> [Data records]
*****

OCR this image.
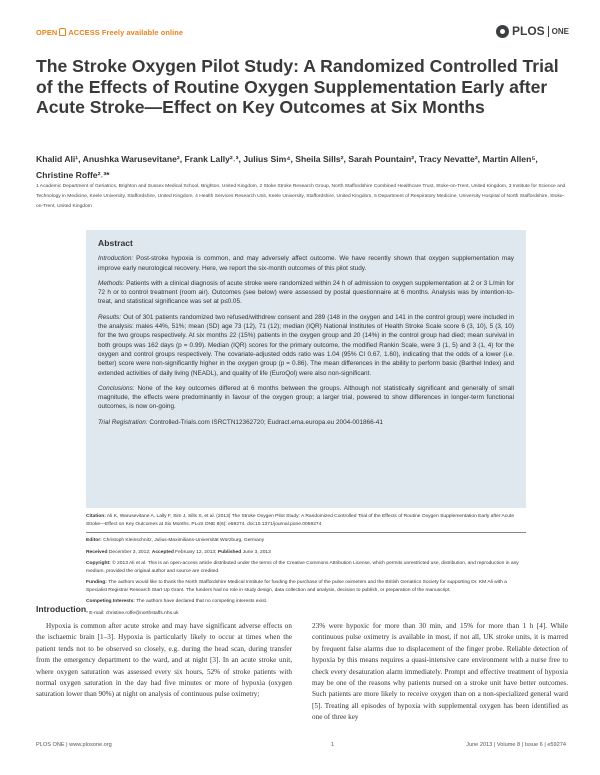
OPEN ACCESS Freely available online	PLOS ONE
The Stroke Oxygen Pilot Study: A Randomized Controlled Trial of the Effects of Routine Oxygen Supplementation Early after Acute Stroke—Effect on Key Outcomes at Six Months
Khalid Ali¹, Anushka Warusevitane², Frank Lally²˒³, Julius Sim⁴, Sheila Sills², Sarah Pountain², Tracy Nevatte², Martin Allen⁵, Christine Roffe²˒³*
1 Academic Department of Geriatrics, Brighton and Sussex Medical School, Brighton, United Kingdom, 2 Stoke Stroke Research Group, North Staffordshire Combined Healthcare Trust, Stoke-on-Trent, United Kingdom, 3 Institute for Science and Technology in Medicine, Keele University, Staffordshire, United Kingdom, 4 Health Services Research Unit, Keele University, Staffordshire, United Kingdom, 5 Department of Respiratory Medicine, University Hospital of North Staffordshire, Stoke-on-Trent, United Kingdom
Abstract

Introduction: Post-stroke hypoxia is common, and may adversely affect outcome. We have recently shown that oxygen supplementation may improve early neurological recovery. Here, we report the six-month outcomes of this pilot study.

Methods: Patients with a clinical diagnosis of acute stroke were randomized within 24 h of admission to oxygen supplementation at 2 or 3 L/min for 72 h or to control treatment (room air). Outcomes (see below) were assessed by postal questionnaire at 6 months. Analysis was by intention-to-treat, and statistical significance was set at p≤0.05.

Results: Out of 301 patients randomized two refused/withdrew consent and 289 (148 in the oxygen and 141 in the control group) were included in the analysis: males 44%, 51%; mean (SD) age 73 (12), 71 (12); median (IQR) National Institutes of Health Stroke Scale score 6 (3, 10), 5 (3, 10) for the two groups respectively. At six months 22 (15%) patients in the oxygen group and 20 (14%) in the control group had died; mean survival in both groups was 162 days (p = 0.99). Median (IQR) scores for the primary outcome, the modified Rankin Scale, were 3 (1, 5) and 3 (1, 4) for the oxygen and control groups respectively. The covariate-adjusted odds ratio was 1.04 (95% CI 0.67, 1.60), indicating that the odds of a lower (i.e. better) score were non-significantly higher in the oxygen group (p = 0.86). The mean differences in the ability to perform basic (Barthel Index) and extended activities of daily living (NEADL), and quality of life (EuroQol) were also non-significant.

Conclusions: None of the key outcomes differed at 6 months between the groups. Although not statistically significant and generally of small magnitude, the effects were predominantly in favour of the oxygen group; a larger trial, powered to show differences in longer-term functional outcomes, is now on-going.

Trial Registration: Controlled-Trials.com ISRCTN12362720; Eudract.ema.europa.eu 2004-001866-41

Citation: Ali K, Warusevitane A, Lally F, Sim J, Sills S, et al. (2013) The Stroke Oxygen Pilot Study: A Randomized Controlled Trial of the Effects of Routine Oxygen Supplementation Early after Acute Stroke—Effect on Key Outcomes at Six Months. PLoS ONE 8(6): e59274. doi:10.1371/journal.pone.0059274

Editor: Christoph Kleinschnitz, Julius-Maximilians-Universität Würzburg, Germany

Received December 3, 2012; Accepted February 12, 2013; Published June 3, 2013

Copyright: © 2013 Ali et al. This is an open-access article distributed under the terms of the Creative Commons Attribution License, which permits unrestricted use, distribution, and reproduction in any medium, provided the original author and source are credited.

Funding: The authors would like to thank the North Staffordshire Medical Institute for funding the purchase of the pulse oximeters and the British Geriatrics Society for supporting Dr. KM Ali with a Specialist Registrar Research Start Up Grant. The funders had no role in study design, data collection and analysis, decision to publish, or preparation of the manuscript.

Competing Interests: The authors have declared that no competing interests exist.

* E-mail: christine.roffe@northstaffs.nhs.uk

Introduction

Hypoxia is common after acute stroke and may have significant adverse effects on the ischaemic brain [1–3]. Hypoxia is particularly likely to occur at times when the patient tends not to be observed so closely, e.g. during the head scan, during transfer from the emergency department to the ward, and at night [3]. In an acute stroke unit, where oxygen saturation was assessed every six hours, 52% of stroke patients with normal oxygen saturation in the day had five minutes or more of hypoxia (oxygen saturation lower than 90%) at night on analysis of continuous pulse oximetry;

23% were hypoxic for more than 30 min, and 15% for more than 1 h [4]. While continuous pulse oximetry is available in most, if not all, UK stroke units, it is marred by frequent false alarms due to displacement of the finger probe. Reliable detection of hypoxia by this means requires a quasi-intensive care environment with a nurse free to check every desaturation alarm immediately. Prompt and effective treatment of hypoxia may be one of the reasons why patients nursed on a stroke unit have better outcomes. Such patients are more likely to receive oxygen than on a non-specialized general ward [5]. Treating all episodes of hypoxia with supplemental oxygen has been identified as one of three key

PLOS ONE | www.plosone.org	1	June 2013 | Volume 8 | Issue 6 | e59274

*****

> [WHAT THE TASK ASKS]
Transcribe each entry above without alteration, but keep the pictures out.

> [WRITTEN SOLUTION]
OCR this image.
OPEN ACCESS Freely available online	PLOS ONE
The Stroke Oxygen Pilot Study: A Randomized Controlled Trial of the Effects of Routine Oxygen Supplementation Early after Acute Stroke—Effect on Key Outcomes at Six Months
Khalid Ali¹, Anushka Warusevitane², Frank Lally²˒³, Julius Sim⁴, Sheila Sills², Sarah Pountain², Tracy Nevatte², Martin Allen⁵, Christine Roffe²˒³*
1 Academic Department of Geriatrics, Brighton and Sussex Medical School, Brighton, United Kingdom, 2 Stoke Stroke Research Group, North Staffordshire Combined Healthcare Trust, Stoke-on-Trent, United Kingdom, 3 Institute for Science and Technology in Medicine, Keele University, Staffordshire, United Kingdom, 4 Health Services Research Unit, Keele University, Staffordshire, United Kingdom, 5 Department of Respiratory Medicine, University Hospital of North Staffordshire, Stoke-on-Trent, United Kingdom
Abstract

Introduction: Post-stroke hypoxia is common, and may adversely affect outcome. We have recently shown that oxygen supplementation may improve early neurological recovery. Here, we report the six-month outcomes of this pilot study.

Methods: Patients with a clinical diagnosis of acute stroke were randomized within 24 h of admission to oxygen supplementation at 2 or 3 L/min for 72 h or to control treatment (room air). Outcomes (see below) were assessed by postal questionnaire at 6 months. Analysis was by intention-to-treat, and statistical significance was set at p≤0.05.

Results: Out of 301 patients randomized two refused/withdrew consent and 289 (148 in the oxygen and 141 in the control group) were included in the analysis: males 44%, 51%; mean (SD) age 73 (12), 71 (12); median (IQR) National Institutes of Health Stroke Scale score 6 (3, 10), 5 (3, 10) for the two groups respectively. At six months 22 (15%) patients in the oxygen group and 20 (14%) in the control group had died; mean survival in both groups was 162 days (p = 0.99). Median (IQR) scores for the primary outcome, the modified Rankin Scale, were 3 (1, 5) and 3 (1, 4) for the oxygen and control groups respectively. The covariate-adjusted odds ratio was 1.04 (95% CI 0.67, 1.60), indicating that the odds of a lower (i.e. better) score were non-significantly higher in the oxygen group (p = 0.86). The mean differences in the ability to perform basic (Barthel Index) and extended activities of daily living (NEADL), and quality of life (EuroQol) were also non-significant.

Conclusions: None of the key outcomes differed at 6 months between the groups. Although not statistically significant and generally of small magnitude, the effects were predominantly in favour of the oxygen group; a larger trial, powered to show differences in longer-term functional outcomes, is now on-going.

Trial Registration: Controlled-Trials.com ISRCTN12362720; Eudract.ema.europa.eu 2004-001866-41

Citation: Ali K, Warusevitane A, Lally F, Sim J, Sills S, et al. (2013) The Stroke Oxygen Pilot Study: A Randomized Controlled Trial of the Effects of Routine Oxygen Supplementation Early after Acute Stroke—Effect on Key Outcomes at Six Months. PLoS ONE 8(6): e59274. doi:10.1371/journal.pone.0059274

Editor: Christoph Kleinschnitz, Julius-Maximilians-Universität Würzburg, Germany

Received December 3, 2012; Accepted February 12, 2013; Published June 3, 2013

Copyright: © 2013 Ali et al. This is an open-access article distributed under the terms of the Creative Commons Attribution License, which permits unrestricted use, distribution, and reproduction in any medium, provided the original author and source are credited.

Funding: The authors would like to thank the North Staffordshire Medical Institute for funding the purchase of the pulse oximeters and the British Geriatrics Society for supporting Dr. KM Ali with a Specialist Registrar Research Start Up Grant. The funders had no role in study design, data collection and analysis, decision to publish, or preparation of the manuscript.

Competing Interests: The authors have declared that no competing interests exist.

* E-mail: christine.roffe@northstaffs.nhs.uk

Introduction

Hypoxia is common after acute stroke and may have significant adverse effects on the ischaemic brain [1–3]. Hypoxia is particularly likely to occur at times when the patient tends not to be observed so closely, e.g. during the head scan, during transfer from the emergency department to the ward, and at night [3]. In an acute stroke unit, where oxygen saturation was assessed every six hours, 52% of stroke patients with normal oxygen saturation in the day had five minutes or more of hypoxia (oxygen saturation lower than 90%) at night on analysis of continuous pulse oximetry;

23% were hypoxic for more than 30 min, and 15% for more than 1 h [4]. While continuous pulse oximetry is available in most, if not all, UK stroke units, it is marred by frequent false alarms due to displacement of the finger probe. Reliable detection of hypoxia by this means requires a quasi-intensive care environment with a nurse free to check every desaturation alarm immediately. Prompt and effective treatment of hypoxia may be one of the reasons why patients nursed on a stroke unit have better outcomes. Such patients are more likely to receive oxygen than on a non-specialized general ward [5]. Treating all episodes of hypoxia with supplemental oxygen has been identified as one of three key

PLOS ONE | www.plosone.org	1	June 2013 | Volume 8 | Issue 6 | e59274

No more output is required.